Material provided:
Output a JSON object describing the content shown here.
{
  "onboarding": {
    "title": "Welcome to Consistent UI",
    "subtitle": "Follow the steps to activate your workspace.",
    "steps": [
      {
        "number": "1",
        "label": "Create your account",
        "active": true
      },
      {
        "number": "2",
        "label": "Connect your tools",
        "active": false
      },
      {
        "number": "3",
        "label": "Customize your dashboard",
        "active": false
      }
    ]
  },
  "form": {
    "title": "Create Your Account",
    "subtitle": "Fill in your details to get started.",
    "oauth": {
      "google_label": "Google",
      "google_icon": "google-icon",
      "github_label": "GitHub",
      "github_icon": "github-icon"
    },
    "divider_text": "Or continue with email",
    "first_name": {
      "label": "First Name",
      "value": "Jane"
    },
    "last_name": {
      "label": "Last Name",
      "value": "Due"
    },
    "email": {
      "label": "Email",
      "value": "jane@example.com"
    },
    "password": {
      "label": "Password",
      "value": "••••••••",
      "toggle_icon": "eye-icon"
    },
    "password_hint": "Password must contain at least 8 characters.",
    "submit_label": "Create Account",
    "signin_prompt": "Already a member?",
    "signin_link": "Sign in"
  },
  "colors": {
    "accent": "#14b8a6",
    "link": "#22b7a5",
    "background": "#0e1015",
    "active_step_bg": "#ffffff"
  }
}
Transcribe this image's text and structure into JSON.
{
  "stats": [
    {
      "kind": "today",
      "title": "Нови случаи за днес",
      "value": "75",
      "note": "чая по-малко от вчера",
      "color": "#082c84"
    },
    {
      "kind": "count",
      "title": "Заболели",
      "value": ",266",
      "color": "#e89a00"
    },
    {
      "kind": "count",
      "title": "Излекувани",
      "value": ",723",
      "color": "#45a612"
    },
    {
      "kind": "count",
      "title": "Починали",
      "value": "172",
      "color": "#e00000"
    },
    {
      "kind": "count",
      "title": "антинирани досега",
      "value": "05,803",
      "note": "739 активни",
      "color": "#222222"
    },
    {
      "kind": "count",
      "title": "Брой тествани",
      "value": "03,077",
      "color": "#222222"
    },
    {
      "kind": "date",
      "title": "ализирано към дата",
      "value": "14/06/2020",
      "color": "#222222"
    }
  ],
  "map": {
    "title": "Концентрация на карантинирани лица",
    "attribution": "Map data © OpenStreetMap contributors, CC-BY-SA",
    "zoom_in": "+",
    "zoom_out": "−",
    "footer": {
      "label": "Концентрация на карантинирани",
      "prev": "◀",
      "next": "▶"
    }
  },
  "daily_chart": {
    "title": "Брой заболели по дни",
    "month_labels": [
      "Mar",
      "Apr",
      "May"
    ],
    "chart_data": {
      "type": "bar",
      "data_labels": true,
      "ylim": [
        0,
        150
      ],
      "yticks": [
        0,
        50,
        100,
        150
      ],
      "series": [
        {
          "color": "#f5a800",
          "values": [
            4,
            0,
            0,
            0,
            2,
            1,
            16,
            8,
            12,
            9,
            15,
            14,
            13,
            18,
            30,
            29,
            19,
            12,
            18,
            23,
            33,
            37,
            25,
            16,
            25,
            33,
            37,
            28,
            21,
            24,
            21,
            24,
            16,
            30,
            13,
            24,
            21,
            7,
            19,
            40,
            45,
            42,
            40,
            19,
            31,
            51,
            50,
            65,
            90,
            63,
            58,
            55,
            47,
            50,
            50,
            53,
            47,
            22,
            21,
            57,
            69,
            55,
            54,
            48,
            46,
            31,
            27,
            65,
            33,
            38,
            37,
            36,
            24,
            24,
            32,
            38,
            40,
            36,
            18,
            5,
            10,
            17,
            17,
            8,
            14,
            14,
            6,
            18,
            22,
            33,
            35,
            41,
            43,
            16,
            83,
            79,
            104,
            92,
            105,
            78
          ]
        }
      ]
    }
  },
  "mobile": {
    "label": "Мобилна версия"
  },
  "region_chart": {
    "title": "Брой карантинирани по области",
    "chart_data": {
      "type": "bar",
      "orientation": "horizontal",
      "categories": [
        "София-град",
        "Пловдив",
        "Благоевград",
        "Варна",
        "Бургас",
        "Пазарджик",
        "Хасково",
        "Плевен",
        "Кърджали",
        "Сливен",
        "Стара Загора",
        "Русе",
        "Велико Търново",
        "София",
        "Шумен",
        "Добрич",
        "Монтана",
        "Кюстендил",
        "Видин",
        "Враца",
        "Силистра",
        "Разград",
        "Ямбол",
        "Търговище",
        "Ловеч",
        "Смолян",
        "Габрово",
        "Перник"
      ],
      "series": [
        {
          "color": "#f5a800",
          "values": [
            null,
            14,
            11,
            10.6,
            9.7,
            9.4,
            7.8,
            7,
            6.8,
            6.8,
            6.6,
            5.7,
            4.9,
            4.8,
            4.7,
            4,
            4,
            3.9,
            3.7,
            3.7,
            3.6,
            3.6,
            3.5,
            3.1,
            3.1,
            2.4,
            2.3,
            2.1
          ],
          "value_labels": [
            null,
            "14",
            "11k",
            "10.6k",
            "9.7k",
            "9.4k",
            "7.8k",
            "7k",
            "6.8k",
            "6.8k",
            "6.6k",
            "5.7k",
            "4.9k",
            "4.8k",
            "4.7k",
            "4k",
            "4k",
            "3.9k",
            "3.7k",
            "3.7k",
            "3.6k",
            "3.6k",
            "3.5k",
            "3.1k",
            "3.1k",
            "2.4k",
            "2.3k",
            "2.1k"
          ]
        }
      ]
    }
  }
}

Exercise brief: Reproduce the material above without altering a single character.

Completed exercise:
Output a JSON object describing the content shown here.
{
  "onboarding": {
    "title": "Welcome to Consistent UI",
    "subtitle": "Follow the steps to activate your workspace.",
    "steps": [
      {
        "number": "1",
        "label": "Create your account",
        "active": true
      },
      {
        "number": "2",
        "label": "Connect your tools",
        "active": false
      },
      {
        "number": "3",
        "label": "Customize your dashboard",
        "active": false
      }
    ]
  },
  "form": {
    "title": "Create Your Account",
    "subtitle": "Fill in your details to get started.",
    "oauth": {
      "google_label": "Google",
      "google_icon": "google-icon",
      "github_label": "GitHub",
      "github_icon": "github-icon"
    },
    "divider_text": "Or continue with email",
    "first_name": {
      "label": "First Name",
      "value": "Jane"
    },
    "last_name": {
      "label": "Last Name",
      "value": "Due"
    },
    "email": {
      "label": "Email",
      "value": "jane@example.com"
    },
    "password": {
      "label": "Password",
      "value": "••••••••",
      "toggle_icon": "eye-icon"
    },
    "password_hint": "Password must contain at least 8 characters.",
    "submit_label": "Create Account",
    "signin_prompt": "Already a member?",
    "signin_link": "Sign in"
  },
  "colors": {
    "accent": "#14b8a6",
    "link": "#22b7a5",
    "background": "#0e1015",
    "active_step_bg": "#ffffff"
  }
}
Transcribe this image's text and structure into JSON.
{
  "stats": [
    {
      "kind": "today",
      "title": "Нови случаи за днес",
      "value": "75",
      "note": "чая по-малко от вчера",
      "color": "#082c84"
    },
    {
      "kind": "count",
      "title": "Заболели",
      "value": ",266",
      "color": "#e89a00"
    },
    {
      "kind": "count",
      "title": "Излекувани",
      "value": ",723",
      "color": "#45a612"
    },
    {
      "kind": "count",
      "title": "Починали",
      "value": "172",
      "color": "#e00000"
    },
    {
      "kind": "count",
      "title": "антинирани досега",
      "value": "05,803",
      "note": "739 активни",
      "color": "#222222"
    },
    {
      "kind": "count",
      "title": "Брой тествани",
      "value": "03,077",
      "color": "#222222"
    },
    {
      "kind": "date",
      "title": "ализирано към дата",
      "value": "14/06/2020",
      "color": "#222222"
    }
  ],
  "map": {
    "title": "Концентрация на карантинирани лица",
    "attribution": "Map data © OpenStreetMap contributors, CC-BY-SA",
    "zoom_in": "+",
    "zoom_out": "−",
    "footer": {
      "label": "Концентрация на карантинирани",
      "prev": "◀",
      "next": "▶"
    }
  },
  "daily_chart": {
    "title": "Брой заболели по дни",
    "month_labels": [
      "Mar",
      "Apr",
      "May"
    ],
    "chart_data": {
      "type": "bar",
      "data_labels": true,
      "ylim": [
        0,
        150
      ],
      "yticks": [
        0,
        50,
        100,
        150
      ],
      "series": [
        {
          "color": "#f5a800",
          "values": [
            4,
            0,
            0,
            0,
            2,
            1,
            16,
            8,
            12,
            9,
            15,
            14,
            13,
            18,
            30,
            29,
            19,
            12,
            18,
            23,
            33,
            37,
            25,
            16,
            25,
            33,
            37,
            28,
            21,
            24,
            21,
            24,
            16,
            30,
            13,
            24,
            21,
            7,
            19,
            40,
            45,
            42,
            40,
            19,
            31,
            51,
            50,
            65,
            90,
            63,
            58,
            55,
            47,
            50,
            50,
            53,
            47,
            22,
            21,
            57,
            69,
            55,
            54,
            48,
            46,
            31,
            27,
            65,
            33,
            38,
            37,
            36,
            24,
            24,
            32,
            38,
            40,
            36,
            18,
            5,
            10,
            17,
            17,
            8,
            14,
            14,
            6,
            18,
            22,
            33,
            35,
            41,
            43,
            16,
            83,
            79,
            104,
            92,
            105,
            78
          ]
        }
      ]
    }
  },
  "mobile": {
    "label": "Мобилна версия"
  },
  "region_chart": {
    "title": "Брой карантинирани по области",
    "chart_data": {
      "type": "bar",
      "orientation": "horizontal",
      "categories": [
        "София-град",
        "Пловдив",
        "Благоевград",
        "Варна",
        "Бургас",
        "Пазарджик",
        "Хасково",
        "Плевен",
        "Кърджали",
        "Сливен",
        "Стара Загора",
        "Русе",
        "Велико Търново",
        "София",
        "Шумен",
        "Добрич",
        "Монтана",
        "Кюстендил",
        "Видин",
        "Враца",
        "Силистра",
        "Разград",
        "Ямбол",
        "Търговище",
        "Ловеч",
        "Смолян",
        "Габрово",
        "Перник"
      ],
      "series": [
        {
          "color": "#f5a800",
          "values": [
            null,
            14,
            11,
            10.6,
            9.7,
            9.4,
            7.8,
            7,
            6.8,
            6.8,
            6.6,
            5.7,
            4.9,
            4.8,
            4.7,
            4,
            4,
            3.9,
            3.7,
            3.7,
            3.6,
            3.6,
            3.5,
            3.1,
            3.1,
            2.4,
            2.3,
            2.1
          ],
          "value_labels": [
            null,
            "14",
            "11k",
            "10.6k",
            "9.7k",
            "9.4k",
            "7.8k",
            "7k",
            "6.8k",
            "6.8k",
            "6.6k",
            "5.7k",
            "4.9k",
            "4.8k",
            "4.7k",
            "4k",
            "4k",
            "3.9k",
            "3.7k",
            "3.7k",
            "3.6k",
            "3.6k",
            "3.5k",
            "3.1k",
            "3.1k",
            "2.4k",
            "2.3k",
            "2.1k"
          ]
        }
      ]
    }
  }
}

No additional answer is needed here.